#### RAW RECORDS
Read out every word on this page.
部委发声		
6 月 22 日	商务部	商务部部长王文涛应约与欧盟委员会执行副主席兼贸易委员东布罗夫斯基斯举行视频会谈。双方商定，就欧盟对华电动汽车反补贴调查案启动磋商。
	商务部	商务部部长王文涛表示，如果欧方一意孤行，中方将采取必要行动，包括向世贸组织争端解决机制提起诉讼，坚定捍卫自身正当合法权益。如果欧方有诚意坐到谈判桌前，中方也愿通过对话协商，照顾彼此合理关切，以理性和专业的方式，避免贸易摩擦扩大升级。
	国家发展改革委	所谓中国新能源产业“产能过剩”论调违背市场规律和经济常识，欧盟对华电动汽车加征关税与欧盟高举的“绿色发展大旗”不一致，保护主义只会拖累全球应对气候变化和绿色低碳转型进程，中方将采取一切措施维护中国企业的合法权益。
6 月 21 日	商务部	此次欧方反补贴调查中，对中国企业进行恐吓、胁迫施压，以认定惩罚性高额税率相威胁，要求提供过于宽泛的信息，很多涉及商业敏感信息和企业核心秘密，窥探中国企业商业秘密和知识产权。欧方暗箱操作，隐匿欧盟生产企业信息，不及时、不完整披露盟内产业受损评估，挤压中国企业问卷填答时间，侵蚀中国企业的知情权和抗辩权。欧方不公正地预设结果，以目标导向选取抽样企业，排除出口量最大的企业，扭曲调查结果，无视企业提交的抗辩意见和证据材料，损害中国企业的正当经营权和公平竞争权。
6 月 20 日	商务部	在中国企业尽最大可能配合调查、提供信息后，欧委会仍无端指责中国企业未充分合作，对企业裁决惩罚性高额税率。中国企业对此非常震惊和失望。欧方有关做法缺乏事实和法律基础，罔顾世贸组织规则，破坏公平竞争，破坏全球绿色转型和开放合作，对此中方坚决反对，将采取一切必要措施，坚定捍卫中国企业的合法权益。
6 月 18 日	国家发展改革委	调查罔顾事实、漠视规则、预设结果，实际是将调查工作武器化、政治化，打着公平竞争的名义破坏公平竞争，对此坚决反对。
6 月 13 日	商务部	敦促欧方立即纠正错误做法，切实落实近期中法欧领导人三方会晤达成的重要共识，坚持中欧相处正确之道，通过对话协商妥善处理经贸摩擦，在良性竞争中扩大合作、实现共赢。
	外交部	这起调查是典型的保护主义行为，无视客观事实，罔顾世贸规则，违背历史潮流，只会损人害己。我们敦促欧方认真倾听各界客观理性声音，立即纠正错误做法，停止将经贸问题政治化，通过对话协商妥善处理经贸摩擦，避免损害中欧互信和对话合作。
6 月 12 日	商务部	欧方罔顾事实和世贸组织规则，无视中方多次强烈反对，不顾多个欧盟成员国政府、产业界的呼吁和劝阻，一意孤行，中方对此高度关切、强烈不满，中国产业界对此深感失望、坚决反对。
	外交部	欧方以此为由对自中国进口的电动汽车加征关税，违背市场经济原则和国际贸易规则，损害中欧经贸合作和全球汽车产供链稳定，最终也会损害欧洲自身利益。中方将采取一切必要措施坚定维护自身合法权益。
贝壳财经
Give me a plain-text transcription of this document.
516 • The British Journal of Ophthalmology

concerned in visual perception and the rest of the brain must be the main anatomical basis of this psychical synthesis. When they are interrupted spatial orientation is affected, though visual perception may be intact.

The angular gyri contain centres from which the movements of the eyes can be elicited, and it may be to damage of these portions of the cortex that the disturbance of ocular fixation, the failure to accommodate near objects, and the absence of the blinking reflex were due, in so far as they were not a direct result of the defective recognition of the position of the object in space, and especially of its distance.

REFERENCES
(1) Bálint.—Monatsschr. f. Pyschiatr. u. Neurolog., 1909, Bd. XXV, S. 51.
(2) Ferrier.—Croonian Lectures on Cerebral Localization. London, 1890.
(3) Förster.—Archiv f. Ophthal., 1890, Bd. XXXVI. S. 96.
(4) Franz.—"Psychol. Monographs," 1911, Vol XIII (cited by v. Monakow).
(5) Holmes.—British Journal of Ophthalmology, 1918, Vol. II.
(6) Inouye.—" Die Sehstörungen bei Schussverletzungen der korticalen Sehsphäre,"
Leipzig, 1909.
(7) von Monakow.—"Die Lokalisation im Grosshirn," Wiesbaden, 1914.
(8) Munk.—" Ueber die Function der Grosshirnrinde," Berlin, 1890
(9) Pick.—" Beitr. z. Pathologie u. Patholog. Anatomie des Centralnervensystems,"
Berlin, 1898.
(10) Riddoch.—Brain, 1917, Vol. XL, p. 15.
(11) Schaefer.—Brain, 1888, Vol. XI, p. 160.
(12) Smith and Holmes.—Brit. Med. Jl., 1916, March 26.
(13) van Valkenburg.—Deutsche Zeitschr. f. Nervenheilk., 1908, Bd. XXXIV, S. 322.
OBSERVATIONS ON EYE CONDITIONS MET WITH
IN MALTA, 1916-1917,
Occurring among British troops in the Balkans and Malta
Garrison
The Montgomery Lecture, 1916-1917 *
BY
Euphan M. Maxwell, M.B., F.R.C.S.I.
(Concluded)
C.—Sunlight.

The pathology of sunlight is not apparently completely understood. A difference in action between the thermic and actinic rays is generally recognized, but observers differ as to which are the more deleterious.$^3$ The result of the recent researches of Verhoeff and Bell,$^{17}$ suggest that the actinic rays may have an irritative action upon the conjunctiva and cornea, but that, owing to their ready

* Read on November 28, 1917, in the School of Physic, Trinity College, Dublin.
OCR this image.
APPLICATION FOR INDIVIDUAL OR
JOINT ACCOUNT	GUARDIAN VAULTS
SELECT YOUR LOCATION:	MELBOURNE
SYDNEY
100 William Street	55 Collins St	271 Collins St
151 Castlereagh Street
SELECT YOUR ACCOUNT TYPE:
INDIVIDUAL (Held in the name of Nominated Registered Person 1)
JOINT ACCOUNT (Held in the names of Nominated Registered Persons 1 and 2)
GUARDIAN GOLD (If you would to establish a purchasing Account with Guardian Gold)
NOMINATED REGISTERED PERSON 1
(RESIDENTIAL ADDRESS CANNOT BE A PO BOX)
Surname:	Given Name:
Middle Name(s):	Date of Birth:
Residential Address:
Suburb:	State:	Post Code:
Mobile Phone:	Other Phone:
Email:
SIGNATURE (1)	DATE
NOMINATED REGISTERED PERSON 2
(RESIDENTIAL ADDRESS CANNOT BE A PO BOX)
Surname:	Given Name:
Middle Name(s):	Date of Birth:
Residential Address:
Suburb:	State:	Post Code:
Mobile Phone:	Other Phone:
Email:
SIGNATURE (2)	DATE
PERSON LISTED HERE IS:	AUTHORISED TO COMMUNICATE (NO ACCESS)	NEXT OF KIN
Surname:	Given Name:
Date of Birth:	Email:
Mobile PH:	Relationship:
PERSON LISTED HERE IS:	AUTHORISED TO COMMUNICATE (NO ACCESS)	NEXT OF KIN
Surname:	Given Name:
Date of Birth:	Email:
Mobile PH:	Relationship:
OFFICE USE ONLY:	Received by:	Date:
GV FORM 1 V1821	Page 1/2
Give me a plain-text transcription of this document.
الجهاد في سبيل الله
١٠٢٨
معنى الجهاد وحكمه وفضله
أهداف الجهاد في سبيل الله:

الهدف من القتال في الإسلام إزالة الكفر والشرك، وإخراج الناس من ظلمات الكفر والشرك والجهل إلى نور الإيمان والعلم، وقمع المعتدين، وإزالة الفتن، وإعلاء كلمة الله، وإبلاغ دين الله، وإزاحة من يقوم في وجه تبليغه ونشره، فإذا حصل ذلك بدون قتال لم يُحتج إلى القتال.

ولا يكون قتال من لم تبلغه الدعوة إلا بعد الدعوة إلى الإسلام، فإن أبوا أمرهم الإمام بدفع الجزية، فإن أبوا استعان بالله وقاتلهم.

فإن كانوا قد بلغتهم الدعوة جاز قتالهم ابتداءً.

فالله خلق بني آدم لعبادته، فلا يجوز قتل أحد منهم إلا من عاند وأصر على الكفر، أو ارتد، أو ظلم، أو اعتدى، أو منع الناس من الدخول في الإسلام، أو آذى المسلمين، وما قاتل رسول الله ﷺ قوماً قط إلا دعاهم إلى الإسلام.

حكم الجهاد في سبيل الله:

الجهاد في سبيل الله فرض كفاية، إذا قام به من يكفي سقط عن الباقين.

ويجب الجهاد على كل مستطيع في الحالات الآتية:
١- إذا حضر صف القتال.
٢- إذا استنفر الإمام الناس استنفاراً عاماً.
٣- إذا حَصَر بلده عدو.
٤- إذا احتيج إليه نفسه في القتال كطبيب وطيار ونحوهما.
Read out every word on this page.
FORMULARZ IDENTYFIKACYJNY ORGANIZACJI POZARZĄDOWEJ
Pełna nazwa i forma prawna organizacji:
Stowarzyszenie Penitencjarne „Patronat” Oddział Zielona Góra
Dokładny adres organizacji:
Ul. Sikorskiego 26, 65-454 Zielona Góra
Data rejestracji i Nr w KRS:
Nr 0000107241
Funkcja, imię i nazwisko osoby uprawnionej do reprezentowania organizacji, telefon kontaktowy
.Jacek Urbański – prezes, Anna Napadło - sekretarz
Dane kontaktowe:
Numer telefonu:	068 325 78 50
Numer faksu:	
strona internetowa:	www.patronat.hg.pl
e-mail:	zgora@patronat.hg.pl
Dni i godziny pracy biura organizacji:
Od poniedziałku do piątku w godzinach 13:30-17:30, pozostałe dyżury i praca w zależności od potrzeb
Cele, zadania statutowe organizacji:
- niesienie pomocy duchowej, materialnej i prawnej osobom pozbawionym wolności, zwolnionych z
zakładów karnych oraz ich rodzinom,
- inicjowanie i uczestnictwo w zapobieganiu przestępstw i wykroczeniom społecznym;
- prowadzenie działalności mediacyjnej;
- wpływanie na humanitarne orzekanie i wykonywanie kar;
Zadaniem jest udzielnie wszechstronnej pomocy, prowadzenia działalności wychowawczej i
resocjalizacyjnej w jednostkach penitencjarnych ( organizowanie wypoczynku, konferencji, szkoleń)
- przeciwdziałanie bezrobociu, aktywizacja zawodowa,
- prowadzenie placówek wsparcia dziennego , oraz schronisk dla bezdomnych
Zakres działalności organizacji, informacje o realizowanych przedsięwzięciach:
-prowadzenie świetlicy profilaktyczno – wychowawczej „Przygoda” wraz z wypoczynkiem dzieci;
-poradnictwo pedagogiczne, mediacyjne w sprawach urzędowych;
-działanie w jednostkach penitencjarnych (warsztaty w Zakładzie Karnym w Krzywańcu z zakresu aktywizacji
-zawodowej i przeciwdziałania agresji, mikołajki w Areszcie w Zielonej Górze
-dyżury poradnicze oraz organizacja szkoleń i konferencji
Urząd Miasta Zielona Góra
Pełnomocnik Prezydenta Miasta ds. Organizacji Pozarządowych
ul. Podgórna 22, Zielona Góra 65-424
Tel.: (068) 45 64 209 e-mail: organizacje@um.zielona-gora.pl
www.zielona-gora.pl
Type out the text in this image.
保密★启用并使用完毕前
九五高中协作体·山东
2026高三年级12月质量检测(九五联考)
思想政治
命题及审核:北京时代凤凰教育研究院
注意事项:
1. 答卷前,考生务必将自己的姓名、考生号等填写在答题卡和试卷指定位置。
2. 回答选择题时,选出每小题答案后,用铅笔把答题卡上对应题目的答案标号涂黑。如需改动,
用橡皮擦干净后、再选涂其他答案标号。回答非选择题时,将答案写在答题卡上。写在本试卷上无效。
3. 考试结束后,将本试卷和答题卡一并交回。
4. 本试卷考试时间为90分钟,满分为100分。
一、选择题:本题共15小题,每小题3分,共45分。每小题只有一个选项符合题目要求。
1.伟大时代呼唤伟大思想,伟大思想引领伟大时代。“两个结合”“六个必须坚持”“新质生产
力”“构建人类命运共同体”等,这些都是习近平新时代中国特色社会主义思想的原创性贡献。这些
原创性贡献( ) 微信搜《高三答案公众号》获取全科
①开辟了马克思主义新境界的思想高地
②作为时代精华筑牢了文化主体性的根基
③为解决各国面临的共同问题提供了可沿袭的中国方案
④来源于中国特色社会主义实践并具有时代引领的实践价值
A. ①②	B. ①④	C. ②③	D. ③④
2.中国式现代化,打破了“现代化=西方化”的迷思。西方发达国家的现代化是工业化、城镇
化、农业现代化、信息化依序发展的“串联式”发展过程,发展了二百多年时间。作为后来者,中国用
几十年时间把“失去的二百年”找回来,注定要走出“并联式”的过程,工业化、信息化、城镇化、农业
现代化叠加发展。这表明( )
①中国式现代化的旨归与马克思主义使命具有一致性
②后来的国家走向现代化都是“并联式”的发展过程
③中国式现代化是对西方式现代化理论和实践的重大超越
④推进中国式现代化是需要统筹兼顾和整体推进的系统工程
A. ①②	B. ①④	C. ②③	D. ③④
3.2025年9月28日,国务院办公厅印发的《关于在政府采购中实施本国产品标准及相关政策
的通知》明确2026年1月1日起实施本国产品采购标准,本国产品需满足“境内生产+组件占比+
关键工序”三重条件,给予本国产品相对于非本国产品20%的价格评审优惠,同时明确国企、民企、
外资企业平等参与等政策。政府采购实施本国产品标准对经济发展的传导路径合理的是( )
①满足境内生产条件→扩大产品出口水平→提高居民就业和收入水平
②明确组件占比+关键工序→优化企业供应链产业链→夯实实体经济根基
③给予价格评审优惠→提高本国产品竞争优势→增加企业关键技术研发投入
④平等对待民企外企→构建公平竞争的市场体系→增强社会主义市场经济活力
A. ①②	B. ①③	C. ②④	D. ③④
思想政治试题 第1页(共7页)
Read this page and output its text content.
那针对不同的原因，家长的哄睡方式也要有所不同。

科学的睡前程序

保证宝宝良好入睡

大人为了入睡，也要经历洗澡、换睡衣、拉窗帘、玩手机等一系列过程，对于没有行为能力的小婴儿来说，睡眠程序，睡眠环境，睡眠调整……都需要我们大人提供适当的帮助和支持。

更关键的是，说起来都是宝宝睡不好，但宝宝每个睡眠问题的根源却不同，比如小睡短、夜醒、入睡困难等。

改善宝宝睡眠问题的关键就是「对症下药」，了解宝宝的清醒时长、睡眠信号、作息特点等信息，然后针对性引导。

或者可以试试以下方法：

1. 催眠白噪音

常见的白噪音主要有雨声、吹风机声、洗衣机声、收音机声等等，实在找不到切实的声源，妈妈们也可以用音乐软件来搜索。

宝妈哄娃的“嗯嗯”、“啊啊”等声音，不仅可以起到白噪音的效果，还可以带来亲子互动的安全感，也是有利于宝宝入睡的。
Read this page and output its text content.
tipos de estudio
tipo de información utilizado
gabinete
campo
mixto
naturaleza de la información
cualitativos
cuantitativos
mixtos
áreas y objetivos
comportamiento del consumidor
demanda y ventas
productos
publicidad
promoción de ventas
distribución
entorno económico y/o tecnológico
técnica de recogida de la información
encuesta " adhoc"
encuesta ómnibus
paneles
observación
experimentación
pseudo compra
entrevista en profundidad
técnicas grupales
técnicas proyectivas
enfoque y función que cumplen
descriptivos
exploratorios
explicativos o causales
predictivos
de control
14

#### DIRECTION
From the data, list each line in which the string "penitencjarnych" appears.

#### RESULT
resocjalizacyjnej w jednostkach penitencjarnych ( organizowanie wypoczynku, konferencji, szkoleń)
-działanie w jednostkach penitencjarnych (warsztaty w Zakładzie Karnym w Krzywańcu z zakresu aktywizacji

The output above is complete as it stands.